=== Requirements ===
Reproduce the entries exactly.

Items listed in a dataset
*****

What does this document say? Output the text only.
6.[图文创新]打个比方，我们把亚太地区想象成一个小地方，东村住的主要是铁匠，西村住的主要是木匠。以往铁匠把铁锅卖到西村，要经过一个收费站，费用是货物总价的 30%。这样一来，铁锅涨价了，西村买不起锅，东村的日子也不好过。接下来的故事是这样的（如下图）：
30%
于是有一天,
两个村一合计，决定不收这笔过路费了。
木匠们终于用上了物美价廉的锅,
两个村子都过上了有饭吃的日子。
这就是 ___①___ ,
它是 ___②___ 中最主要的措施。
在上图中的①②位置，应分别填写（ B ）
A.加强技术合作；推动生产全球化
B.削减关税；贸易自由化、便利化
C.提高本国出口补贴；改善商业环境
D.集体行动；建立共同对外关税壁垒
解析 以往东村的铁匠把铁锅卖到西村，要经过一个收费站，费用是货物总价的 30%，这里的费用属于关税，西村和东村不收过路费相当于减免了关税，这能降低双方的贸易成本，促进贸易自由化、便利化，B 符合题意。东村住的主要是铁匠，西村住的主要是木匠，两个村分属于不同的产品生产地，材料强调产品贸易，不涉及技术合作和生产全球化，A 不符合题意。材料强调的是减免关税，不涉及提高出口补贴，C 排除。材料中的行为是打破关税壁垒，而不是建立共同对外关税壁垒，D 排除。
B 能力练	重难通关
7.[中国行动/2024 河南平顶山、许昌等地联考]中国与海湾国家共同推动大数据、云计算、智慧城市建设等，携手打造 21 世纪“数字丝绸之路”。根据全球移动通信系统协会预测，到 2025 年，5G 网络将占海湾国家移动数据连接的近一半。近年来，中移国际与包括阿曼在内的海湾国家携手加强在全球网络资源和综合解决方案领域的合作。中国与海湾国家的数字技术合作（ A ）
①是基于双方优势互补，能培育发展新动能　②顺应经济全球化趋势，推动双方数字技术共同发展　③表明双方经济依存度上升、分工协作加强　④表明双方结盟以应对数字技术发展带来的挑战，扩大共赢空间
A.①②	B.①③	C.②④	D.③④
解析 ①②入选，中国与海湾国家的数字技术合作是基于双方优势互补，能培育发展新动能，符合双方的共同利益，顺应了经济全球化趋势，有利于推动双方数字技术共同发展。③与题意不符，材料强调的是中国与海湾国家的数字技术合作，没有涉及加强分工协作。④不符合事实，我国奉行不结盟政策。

*****

=== Output ===
What does this document say? Output the text only.
6.[图文创新]打个比方，我们把亚太地区想象成一个小地方，东村住的主要是铁匠，西村住的主要是木匠。以往铁匠把铁锅卖到西村，要经过一个收费站，费用是货物总价的 30%。这样一来，铁锅涨价了，西村买不起锅，东村的日子也不好过。接下来的故事是这样的（如下图）：
30%
于是有一天,
两个村一合计，决定不收这笔过路费了。
木匠们终于用上了物美价廉的锅,
两个村子都过上了有饭吃的日子。
这就是 ___①___ ,
它是 ___②___ 中最主要的措施。
在上图中的①②位置，应分别填写（ B ）
A.加强技术合作；推动生产全球化
B.削减关税；贸易自由化、便利化
C.提高本国出口补贴；改善商业环境
D.集体行动；建立共同对外关税壁垒
解析 以往东村的铁匠把铁锅卖到西村，要经过一个收费站，费用是货物总价的 30%，这里的费用属于关税，西村和东村不收过路费相当于减免了关税，这能降低双方的贸易成本，促进贸易自由化、便利化，B 符合题意。东村住的主要是铁匠，西村住的主要是木匠，两个村分属于不同的产品生产地，材料强调产品贸易，不涉及技术合作和生产全球化，A 不符合题意。材料强调的是减免关税，不涉及提高出口补贴，C 排除。材料中的行为是打破关税壁垒，而不是建立共同对外关税壁垒，D 排除。
B 能力练	重难通关
7.[中国行动/2024 河南平顶山、许昌等地联考]中国与海湾国家共同推动大数据、云计算、智慧城市建设等，携手打造 21 世纪“数字丝绸之路”。根据全球移动通信系统协会预测，到 2025 年，5G 网络将占海湾国家移动数据连接的近一半。近年来，中移国际与包括阿曼在内的海湾国家携手加强在全球网络资源和综合解决方案领域的合作。中国与海湾国家的数字技术合作（ A ）
①是基于双方优势互补，能培育发展新动能　②顺应经济全球化趋势，推动双方数字技术共同发展　③表明双方经济依存度上升、分工协作加强　④表明双方结盟以应对数字技术发展带来的挑战，扩大共赢空间
A.①②	B.①③	C.②④	D.③④
解析 ①②入选，中国与海湾国家的数字技术合作是基于双方优势互补，能培育发展新动能，符合双方的共同利益，顺应了经济全球化趋势，有利于推动双方数字技术共同发展。③与题意不符，材料强调的是中国与海湾国家的数字技术合作，没有涉及加强分工协作。④不符合事实，我国奉行不结盟政策。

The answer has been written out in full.